→ **TASK**: What follows is a block of records; reproduce all of it verbatim.

→ **DATA EXTRACT**:

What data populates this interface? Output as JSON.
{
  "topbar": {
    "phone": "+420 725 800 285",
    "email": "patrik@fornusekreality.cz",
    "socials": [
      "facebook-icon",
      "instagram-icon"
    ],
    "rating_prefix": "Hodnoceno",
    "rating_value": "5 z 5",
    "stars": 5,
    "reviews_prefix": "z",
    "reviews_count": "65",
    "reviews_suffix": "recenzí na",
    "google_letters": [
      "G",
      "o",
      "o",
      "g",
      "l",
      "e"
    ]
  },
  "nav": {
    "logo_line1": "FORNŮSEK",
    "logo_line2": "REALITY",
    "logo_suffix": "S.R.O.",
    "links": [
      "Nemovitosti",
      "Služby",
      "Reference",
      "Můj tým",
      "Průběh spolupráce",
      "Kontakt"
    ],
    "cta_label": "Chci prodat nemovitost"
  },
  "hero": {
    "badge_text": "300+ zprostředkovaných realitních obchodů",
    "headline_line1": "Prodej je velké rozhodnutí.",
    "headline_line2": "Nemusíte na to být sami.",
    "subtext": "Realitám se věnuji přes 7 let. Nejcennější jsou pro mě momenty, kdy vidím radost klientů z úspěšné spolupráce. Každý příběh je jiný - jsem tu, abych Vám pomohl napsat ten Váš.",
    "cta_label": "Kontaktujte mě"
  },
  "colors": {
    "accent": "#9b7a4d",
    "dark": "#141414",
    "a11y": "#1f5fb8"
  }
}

→ **RESPONSE TO THE TASK**:
What data populates this interface? Output as JSON.
{
  "topbar": {
    "phone": "+420 725 800 285",
    "email": "patrik@fornusekreality.cz",
    "socials": [
      "facebook-icon",
      "instagram-icon"
    ],
    "rating_prefix": "Hodnoceno",
    "rating_value": "5 z 5",
    "stars": 5,
    "reviews_prefix": "z",
    "reviews_count": "65",
    "reviews_suffix": "recenzí na",
    "google_letters": [
      "G",
      "o",
      "o",
      "g",
      "l",
      "e"
    ]
  },
  "nav": {
    "logo_line1": "FORNŮSEK",
    "logo_line2": "REALITY",
    "logo_suffix": "S.R.O.",
    "links": [
      "Nemovitosti",
      "Služby",
      "Reference",
      "Můj tým",
      "Průběh spolupráce",
      "Kontakt"
    ],
    "cta_label": "Chci prodat nemovitost"
  },
  "hero": {
    "badge_text": "300+ zprostředkovaných realitních obchodů",
    "headline_line1": "Prodej je velké rozhodnutí.",
    "headline_line2": "Nemusíte na to být sami.",
    "subtext": "Realitám se věnuji přes 7 let. Nejcennější jsou pro mě momenty, kdy vidím radost klientů z úspěšné spolupráce. Každý příběh je jiný - jsem tu, abych Vám pomohl napsat ten Váš.",
    "cta_label": "Kontaktujte mě"
  },
  "colors": {
    "accent": "#9b7a4d",
    "dark": "#141414",
    "a11y": "#1f5fb8"
  }
}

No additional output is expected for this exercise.